** start of Records to use **

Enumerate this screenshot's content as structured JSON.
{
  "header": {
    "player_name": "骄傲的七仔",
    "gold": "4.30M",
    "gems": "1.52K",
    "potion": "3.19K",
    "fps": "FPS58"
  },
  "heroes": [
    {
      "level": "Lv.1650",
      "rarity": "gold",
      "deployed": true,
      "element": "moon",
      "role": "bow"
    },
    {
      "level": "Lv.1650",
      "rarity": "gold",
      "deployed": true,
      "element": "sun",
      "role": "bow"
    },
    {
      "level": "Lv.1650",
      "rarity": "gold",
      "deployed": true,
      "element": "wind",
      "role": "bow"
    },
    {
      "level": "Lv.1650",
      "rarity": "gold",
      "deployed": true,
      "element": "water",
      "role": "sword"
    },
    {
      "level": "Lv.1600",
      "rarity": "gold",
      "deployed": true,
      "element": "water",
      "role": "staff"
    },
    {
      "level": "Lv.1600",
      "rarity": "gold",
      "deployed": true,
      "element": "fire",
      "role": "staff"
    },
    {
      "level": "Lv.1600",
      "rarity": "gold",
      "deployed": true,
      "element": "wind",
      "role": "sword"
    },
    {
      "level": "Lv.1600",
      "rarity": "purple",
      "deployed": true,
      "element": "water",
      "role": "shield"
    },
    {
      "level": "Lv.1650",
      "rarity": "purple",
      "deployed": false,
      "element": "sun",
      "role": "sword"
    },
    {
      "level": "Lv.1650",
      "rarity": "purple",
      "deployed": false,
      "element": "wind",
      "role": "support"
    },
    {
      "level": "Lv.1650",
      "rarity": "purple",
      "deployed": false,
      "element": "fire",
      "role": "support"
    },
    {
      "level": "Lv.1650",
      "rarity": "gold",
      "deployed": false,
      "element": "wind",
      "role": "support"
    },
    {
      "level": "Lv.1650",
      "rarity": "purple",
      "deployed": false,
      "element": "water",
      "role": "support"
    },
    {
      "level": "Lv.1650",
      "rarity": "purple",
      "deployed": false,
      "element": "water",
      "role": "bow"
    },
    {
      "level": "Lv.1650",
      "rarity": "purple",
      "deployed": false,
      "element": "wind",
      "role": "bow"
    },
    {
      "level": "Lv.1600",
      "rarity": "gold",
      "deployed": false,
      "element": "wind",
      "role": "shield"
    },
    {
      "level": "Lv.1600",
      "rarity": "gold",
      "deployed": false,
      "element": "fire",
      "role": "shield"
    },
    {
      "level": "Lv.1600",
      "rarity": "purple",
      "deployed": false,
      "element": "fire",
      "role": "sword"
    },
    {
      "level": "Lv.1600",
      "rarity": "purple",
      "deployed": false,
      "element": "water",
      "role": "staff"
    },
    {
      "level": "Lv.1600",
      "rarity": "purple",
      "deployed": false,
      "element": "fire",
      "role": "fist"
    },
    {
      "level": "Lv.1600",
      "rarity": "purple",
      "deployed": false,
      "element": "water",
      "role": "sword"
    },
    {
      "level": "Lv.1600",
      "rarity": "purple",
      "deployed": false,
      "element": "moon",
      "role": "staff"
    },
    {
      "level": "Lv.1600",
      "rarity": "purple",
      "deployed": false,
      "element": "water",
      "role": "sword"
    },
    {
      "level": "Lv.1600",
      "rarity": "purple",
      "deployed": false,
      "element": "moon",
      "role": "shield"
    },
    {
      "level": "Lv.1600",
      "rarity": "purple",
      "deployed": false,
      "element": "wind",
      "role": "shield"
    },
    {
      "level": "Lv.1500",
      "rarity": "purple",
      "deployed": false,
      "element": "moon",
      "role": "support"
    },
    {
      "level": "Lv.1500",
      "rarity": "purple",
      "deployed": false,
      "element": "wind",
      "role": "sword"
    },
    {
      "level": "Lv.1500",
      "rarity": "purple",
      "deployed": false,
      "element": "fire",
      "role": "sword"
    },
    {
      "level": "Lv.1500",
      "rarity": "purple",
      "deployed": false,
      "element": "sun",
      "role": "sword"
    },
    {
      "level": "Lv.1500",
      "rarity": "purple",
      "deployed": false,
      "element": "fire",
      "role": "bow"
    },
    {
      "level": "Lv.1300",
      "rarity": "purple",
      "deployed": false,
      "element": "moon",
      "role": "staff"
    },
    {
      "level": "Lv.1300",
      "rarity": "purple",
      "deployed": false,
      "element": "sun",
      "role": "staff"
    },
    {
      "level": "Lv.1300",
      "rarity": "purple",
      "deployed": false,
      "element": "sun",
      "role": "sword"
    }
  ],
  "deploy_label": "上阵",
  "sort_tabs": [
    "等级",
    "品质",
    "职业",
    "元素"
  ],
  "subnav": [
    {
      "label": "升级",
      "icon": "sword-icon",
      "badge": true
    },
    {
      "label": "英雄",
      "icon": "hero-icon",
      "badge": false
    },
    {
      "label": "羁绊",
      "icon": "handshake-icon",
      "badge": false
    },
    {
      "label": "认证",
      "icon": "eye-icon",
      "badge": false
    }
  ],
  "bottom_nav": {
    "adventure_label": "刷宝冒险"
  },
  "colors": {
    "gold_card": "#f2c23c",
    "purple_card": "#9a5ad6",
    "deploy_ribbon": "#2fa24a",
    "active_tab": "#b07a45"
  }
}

** end of Records to use **

## Exercise details
Pick each line holding the word "icon" out of the data and copy it.

## Solution to the exercise
      "icon": "sword-icon",
      "icon": "hero-icon",
      "icon": "handshake-icon",
      "icon": "eye-icon",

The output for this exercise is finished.